══ Data for the task

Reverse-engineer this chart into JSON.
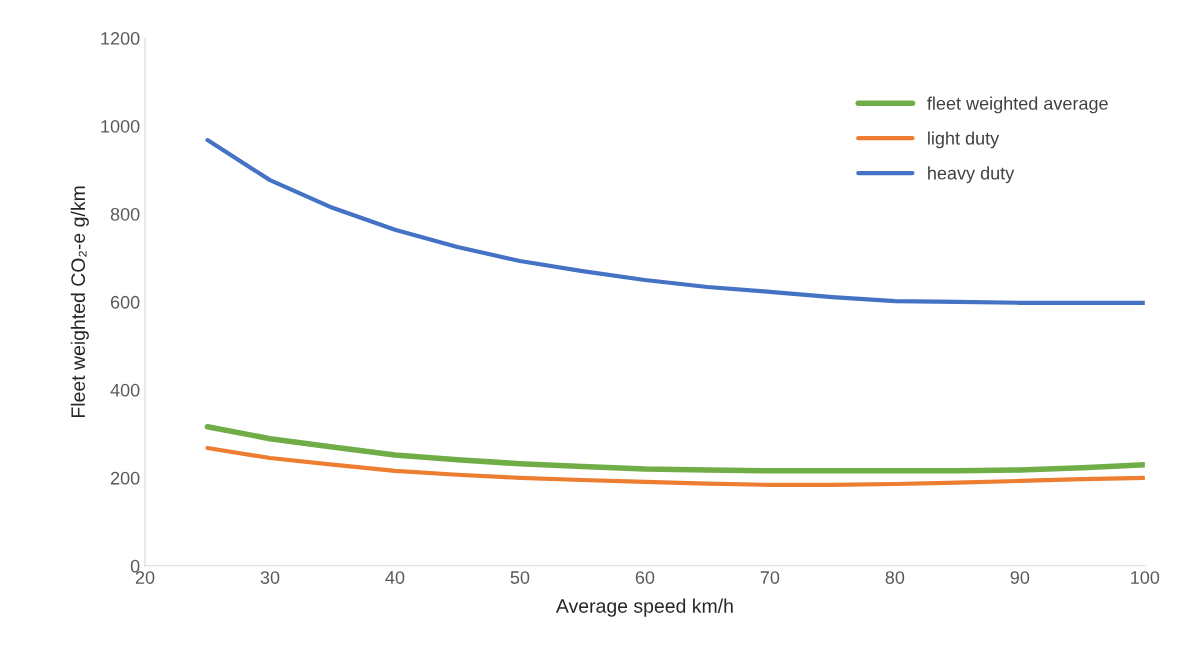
{
  "chart_data": {
    "type": "line",
    "xlabel": "Average speed km/h",
    "ylabel": "Fleet weighted CO₂-e g/km",
    "x": [
      25,
      30,
      35,
      40,
      45,
      50,
      55,
      60,
      65,
      70,
      75,
      80,
      85,
      90,
      95,
      100
    ],
    "series": [
      {
        "name": "fleet weighted average",
        "color": "#70ad47",
        "values": [
          316,
          289,
          270,
          252,
          241,
          232,
          226,
          220,
          218,
          216,
          216,
          216,
          216,
          218,
          223,
          230
        ]
      },
      {
        "name": "light duty",
        "color": "#ed7d31",
        "values": [
          268,
          245,
          230,
          216,
          207,
          200,
          195,
          191,
          187,
          184,
          184,
          186,
          189,
          193,
          197,
          200
        ]
      },
      {
        "name": "heavy duty",
        "color": "#4472c4",
        "values": [
          968,
          877,
          814,
          764,
          725,
          693,
          670,
          650,
          634,
          623,
          611,
          602,
          600,
          598,
          598,
          598
        ]
      }
    ],
    "xlim": [
      20,
      100
    ],
    "xticks": [
      20,
      30,
      40,
      50,
      60,
      70,
      80,
      90,
      100
    ],
    "ylim": [
      0,
      1200
    ],
    "yticks": [
      0,
      200,
      400,
      600,
      800,
      1000,
      1200
    ],
    "grid": false,
    "legend": "top right",
    "marker": "none",
    "line_style": "solid"
  }
}
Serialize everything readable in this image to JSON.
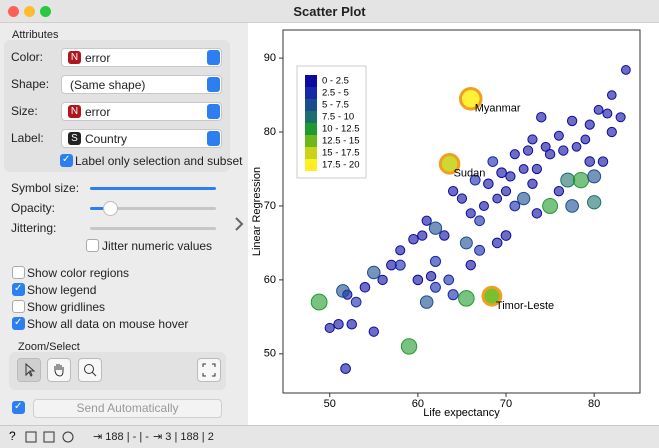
{
  "window": {
    "title": "Scatter Plot"
  },
  "attributes": {
    "title": "Attributes",
    "rows": [
      {
        "label": "Color:",
        "badge": "N",
        "value": "error"
      },
      {
        "label": "Shape:",
        "badge": null,
        "value": "(Same shape)"
      },
      {
        "label": "Size:",
        "badge": "N",
        "value": "error"
      },
      {
        "label": "Label:",
        "badge": "S",
        "value": "Country"
      }
    ],
    "label_only": {
      "text": "Label only selection and subset",
      "checked": true
    }
  },
  "sliders": [
    {
      "label": "Symbol size:"
    },
    {
      "label": "Opacity:"
    },
    {
      "label": "Jittering:"
    }
  ],
  "jitter_numeric": {
    "text": "Jitter numeric values",
    "checked": false
  },
  "options": [
    {
      "text": "Show color regions",
      "checked": false
    },
    {
      "text": "Show legend",
      "checked": true
    },
    {
      "text": "Show gridlines",
      "checked": false
    },
    {
      "text": "Show all data on mouse hover",
      "checked": true
    }
  ],
  "zoom": {
    "title": "Zoom/Select"
  },
  "send": {
    "text": "Send Automatically",
    "checked": true
  },
  "status": {
    "input": "188 | - | -",
    "output": "3 | 188 | 2"
  },
  "chart_data": {
    "type": "scatter",
    "xlabel": "Life expectancy",
    "ylabel": "Linear Regression",
    "xlim": [
      44.7,
      85.2
    ],
    "ylim": [
      44.7,
      93.8
    ],
    "xticks": [
      50,
      60,
      70,
      80
    ],
    "yticks": [
      50,
      60,
      70,
      80,
      90
    ],
    "grid": false,
    "legend": {
      "position": "upper left",
      "labels": [
        "0 - 2.5",
        "2.5 - 5",
        "5 - 7.5",
        "7.5 - 10",
        "10 - 12.5",
        "12.5 - 15",
        "15 - 17.5",
        "17.5 - 20"
      ],
      "colors": [
        "#0b0ba0",
        "#1428a8",
        "#1a4c8e",
        "#1c6f6c",
        "#1f9a2e",
        "#6cb81a",
        "#cad31a",
        "#ffee22"
      ],
      "bins": [
        0,
        2.5,
        5,
        7.5,
        10,
        12.5,
        15,
        17.5,
        20
      ]
    },
    "x": [
      83.6,
      81.5,
      82,
      80.5,
      79.5,
      79,
      77.5,
      76,
      78,
      75,
      74.5,
      73.5,
      73,
      72,
      71,
      70.5,
      70,
      69,
      68,
      67.5,
      67,
      66,
      65,
      64,
      65.5,
      63,
      62,
      61,
      60.5,
      59.5,
      58,
      57,
      56,
      55,
      54,
      53,
      52,
      51.5,
      51,
      50,
      52.5,
      51.8,
      55,
      58,
      60,
      61.5,
      62,
      63.5,
      64,
      66,
      67,
      69,
      70,
      71,
      72,
      73.5,
      75,
      76,
      77,
      78.5,
      80,
      81,
      79.5,
      82,
      83,
      74,
      73,
      76.5,
      72.5,
      69.5,
      68.5,
      66.5,
      62,
      61,
      65.5,
      48.8,
      59,
      77.5,
      80,
      66,
      63.6,
      68.4
    ],
    "y": [
      88.4,
      82.5,
      85,
      83,
      81,
      79,
      81.5,
      79.5,
      78,
      77,
      78,
      75,
      73,
      75,
      77,
      74,
      72,
      71,
      73,
      70,
      68,
      69,
      71,
      72,
      65,
      66,
      67,
      68,
      66,
      65.5,
      64,
      62,
      60,
      61,
      59,
      57,
      58,
      58.5,
      54,
      53.5,
      54,
      48,
      53,
      62,
      60,
      60.5,
      59,
      60,
      58,
      62,
      64,
      65,
      66,
      70,
      71,
      69,
      70,
      72,
      73.5,
      73.5,
      74,
      76,
      76,
      80,
      82,
      82,
      79,
      77.5,
      77.5,
      74.5,
      76,
      73.5,
      62.5,
      57,
      57.5,
      57,
      51,
      70,
      70.5,
      84.5,
      75.7,
      57.8
    ],
    "size": [
      1.2,
      1.5,
      1,
      1.3,
      1.8,
      1.2,
      2,
      1.5,
      1.1,
      2.2,
      1.4,
      1.9,
      2.1,
      1.3,
      1.6,
      2,
      1.8,
      1.2,
      2.4,
      1.5,
      2.6,
      1.7,
      1.9,
      2,
      6,
      2.2,
      6.5,
      1.8,
      2,
      2.3,
      1.6,
      2.5,
      2.1,
      6.8,
      2.4,
      2.6,
      1.9,
      7,
      2.2,
      1.8,
      2.3,
      2.5,
      2.1,
      3,
      2.4,
      2.2,
      2.8,
      2.6,
      3.1,
      2.2,
      2.9,
      2.4,
      2.5,
      2.7,
      6.5,
      2.2,
      10.5,
      2.1,
      9,
      11,
      7.5,
      2.3,
      2.4,
      1.9,
      1.6,
      2.2,
      1.8,
      2.1,
      2,
      2.5,
      2.6,
      2.8,
      3.2,
      6.8,
      11.5,
      11.8,
      11.2,
      7,
      8,
      19,
      16,
      15
    ],
    "labels": [
      null,
      null,
      null,
      null,
      null,
      null,
      null,
      null,
      null,
      null,
      null,
      null,
      null,
      null,
      null,
      null,
      null,
      null,
      null,
      null,
      null,
      null,
      null,
      null,
      null,
      null,
      null,
      null,
      null,
      null,
      null,
      null,
      null,
      null,
      null,
      null,
      null,
      null,
      null,
      null,
      null,
      null,
      null,
      null,
      null,
      null,
      null,
      null,
      null,
      null,
      null,
      null,
      null,
      null,
      null,
      null,
      null,
      null,
      null,
      null,
      null,
      null,
      null,
      null,
      null,
      null,
      null,
      null,
      null,
      null,
      null,
      null,
      null,
      null,
      null,
      null,
      null,
      null,
      null,
      "Myanmar",
      "Sudan",
      "Timor-Leste"
    ]
  }
}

════

Pull out every line in the data above that has the word "text".

      "text": "Label only selection and subset",
    "text": "Jitter numeric values",
      "text": "Show color regions",
      "text": "Show legend",
      "text": "Show gridlines",
      "text": "Show all data on mouse hover",
    "text": "Send Automatically",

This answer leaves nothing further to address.